Task prompt
Take every line from the material that has the word "的硫酸铝溶液中" in it.

Stored items
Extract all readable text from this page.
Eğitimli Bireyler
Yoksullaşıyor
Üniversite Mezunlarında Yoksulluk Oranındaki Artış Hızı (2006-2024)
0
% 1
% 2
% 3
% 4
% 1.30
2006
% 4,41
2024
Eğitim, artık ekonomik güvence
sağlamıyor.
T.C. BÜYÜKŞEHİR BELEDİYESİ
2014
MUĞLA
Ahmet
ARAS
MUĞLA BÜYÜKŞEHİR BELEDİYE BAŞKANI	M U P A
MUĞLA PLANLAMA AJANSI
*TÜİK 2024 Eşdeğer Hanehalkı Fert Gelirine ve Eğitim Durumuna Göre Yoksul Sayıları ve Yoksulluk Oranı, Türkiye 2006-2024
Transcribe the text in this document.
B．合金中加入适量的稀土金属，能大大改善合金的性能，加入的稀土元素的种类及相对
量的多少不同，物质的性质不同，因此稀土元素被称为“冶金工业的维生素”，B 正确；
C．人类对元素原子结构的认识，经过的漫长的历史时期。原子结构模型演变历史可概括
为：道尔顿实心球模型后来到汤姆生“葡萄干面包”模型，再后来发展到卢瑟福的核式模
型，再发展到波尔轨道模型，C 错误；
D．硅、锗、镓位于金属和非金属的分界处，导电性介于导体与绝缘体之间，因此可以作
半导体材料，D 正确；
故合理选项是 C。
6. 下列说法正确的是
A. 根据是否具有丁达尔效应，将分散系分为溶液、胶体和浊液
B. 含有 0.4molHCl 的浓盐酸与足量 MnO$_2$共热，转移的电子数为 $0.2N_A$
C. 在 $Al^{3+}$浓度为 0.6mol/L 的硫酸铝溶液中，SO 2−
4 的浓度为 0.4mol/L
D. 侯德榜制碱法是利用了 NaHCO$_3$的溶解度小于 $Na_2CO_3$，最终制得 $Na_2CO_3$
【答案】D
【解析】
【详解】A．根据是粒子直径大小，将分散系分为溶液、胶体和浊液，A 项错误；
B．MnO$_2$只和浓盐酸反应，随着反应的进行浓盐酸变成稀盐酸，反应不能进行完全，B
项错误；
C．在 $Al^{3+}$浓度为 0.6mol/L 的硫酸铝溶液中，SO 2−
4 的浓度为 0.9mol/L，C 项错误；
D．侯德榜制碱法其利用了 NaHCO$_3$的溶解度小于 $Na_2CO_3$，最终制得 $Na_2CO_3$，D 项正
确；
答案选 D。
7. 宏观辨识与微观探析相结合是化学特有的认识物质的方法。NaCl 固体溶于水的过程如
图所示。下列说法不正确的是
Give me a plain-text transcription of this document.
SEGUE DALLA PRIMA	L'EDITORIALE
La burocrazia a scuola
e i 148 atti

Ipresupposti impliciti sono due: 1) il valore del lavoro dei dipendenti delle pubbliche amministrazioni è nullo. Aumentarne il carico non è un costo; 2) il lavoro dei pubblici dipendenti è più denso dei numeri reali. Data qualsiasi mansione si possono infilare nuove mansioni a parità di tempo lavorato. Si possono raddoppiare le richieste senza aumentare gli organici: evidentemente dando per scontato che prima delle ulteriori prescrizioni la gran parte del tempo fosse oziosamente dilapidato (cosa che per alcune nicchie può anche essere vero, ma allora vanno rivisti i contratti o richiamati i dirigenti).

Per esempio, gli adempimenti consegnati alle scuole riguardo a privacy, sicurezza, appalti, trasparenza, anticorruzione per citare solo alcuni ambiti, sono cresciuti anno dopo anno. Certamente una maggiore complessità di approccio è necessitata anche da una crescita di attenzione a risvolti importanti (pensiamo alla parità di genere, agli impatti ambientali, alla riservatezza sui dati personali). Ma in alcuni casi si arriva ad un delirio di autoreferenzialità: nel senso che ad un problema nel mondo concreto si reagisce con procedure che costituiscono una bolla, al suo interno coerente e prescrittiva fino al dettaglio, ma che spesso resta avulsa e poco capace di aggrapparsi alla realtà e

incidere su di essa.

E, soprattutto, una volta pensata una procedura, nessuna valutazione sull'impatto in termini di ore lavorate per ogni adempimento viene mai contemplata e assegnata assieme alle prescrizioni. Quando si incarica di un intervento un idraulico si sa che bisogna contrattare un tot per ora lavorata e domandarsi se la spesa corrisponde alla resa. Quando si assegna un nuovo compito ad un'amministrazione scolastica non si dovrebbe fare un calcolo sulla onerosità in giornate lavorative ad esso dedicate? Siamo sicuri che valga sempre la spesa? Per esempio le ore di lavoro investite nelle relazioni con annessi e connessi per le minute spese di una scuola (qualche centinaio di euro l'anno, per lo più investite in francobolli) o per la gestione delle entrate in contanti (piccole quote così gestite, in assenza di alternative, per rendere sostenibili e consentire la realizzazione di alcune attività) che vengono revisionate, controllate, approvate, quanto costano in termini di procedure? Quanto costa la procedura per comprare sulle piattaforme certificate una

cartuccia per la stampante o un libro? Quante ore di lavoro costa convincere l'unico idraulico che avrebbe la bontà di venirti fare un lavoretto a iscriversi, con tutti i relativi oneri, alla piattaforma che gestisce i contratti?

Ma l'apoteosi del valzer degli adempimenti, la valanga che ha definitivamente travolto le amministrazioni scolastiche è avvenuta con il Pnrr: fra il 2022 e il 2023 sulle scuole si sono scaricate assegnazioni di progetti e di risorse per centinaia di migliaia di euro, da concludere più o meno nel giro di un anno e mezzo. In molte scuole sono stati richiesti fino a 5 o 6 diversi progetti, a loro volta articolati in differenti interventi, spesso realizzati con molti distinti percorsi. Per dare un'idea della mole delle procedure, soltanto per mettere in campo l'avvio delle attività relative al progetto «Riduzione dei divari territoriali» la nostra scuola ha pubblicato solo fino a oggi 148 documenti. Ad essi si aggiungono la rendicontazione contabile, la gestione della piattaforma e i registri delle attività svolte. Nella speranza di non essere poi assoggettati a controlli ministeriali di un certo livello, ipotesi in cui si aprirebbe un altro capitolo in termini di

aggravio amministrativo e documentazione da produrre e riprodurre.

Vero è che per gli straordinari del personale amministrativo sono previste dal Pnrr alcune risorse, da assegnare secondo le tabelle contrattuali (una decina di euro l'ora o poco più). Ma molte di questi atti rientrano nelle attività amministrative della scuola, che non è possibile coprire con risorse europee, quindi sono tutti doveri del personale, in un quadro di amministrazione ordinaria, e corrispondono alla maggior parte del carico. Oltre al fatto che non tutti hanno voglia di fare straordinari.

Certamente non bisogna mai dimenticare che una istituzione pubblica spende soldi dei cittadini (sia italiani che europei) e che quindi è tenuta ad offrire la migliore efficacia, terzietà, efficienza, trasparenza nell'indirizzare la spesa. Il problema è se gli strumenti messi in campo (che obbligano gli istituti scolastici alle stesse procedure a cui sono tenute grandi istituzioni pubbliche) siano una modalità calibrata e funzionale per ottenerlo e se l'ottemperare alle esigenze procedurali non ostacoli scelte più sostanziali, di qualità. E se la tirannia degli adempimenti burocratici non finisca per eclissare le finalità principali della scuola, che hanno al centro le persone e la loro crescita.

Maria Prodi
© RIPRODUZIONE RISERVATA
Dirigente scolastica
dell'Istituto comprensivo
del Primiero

Written reply
C. 在 $Al^{3+}$浓度为 0.6mol/L 的硫酸铝溶液中，SO 2−
C．在 $Al^{3+}$浓度为 0.6mol/L 的硫酸铝溶液中，SO 2−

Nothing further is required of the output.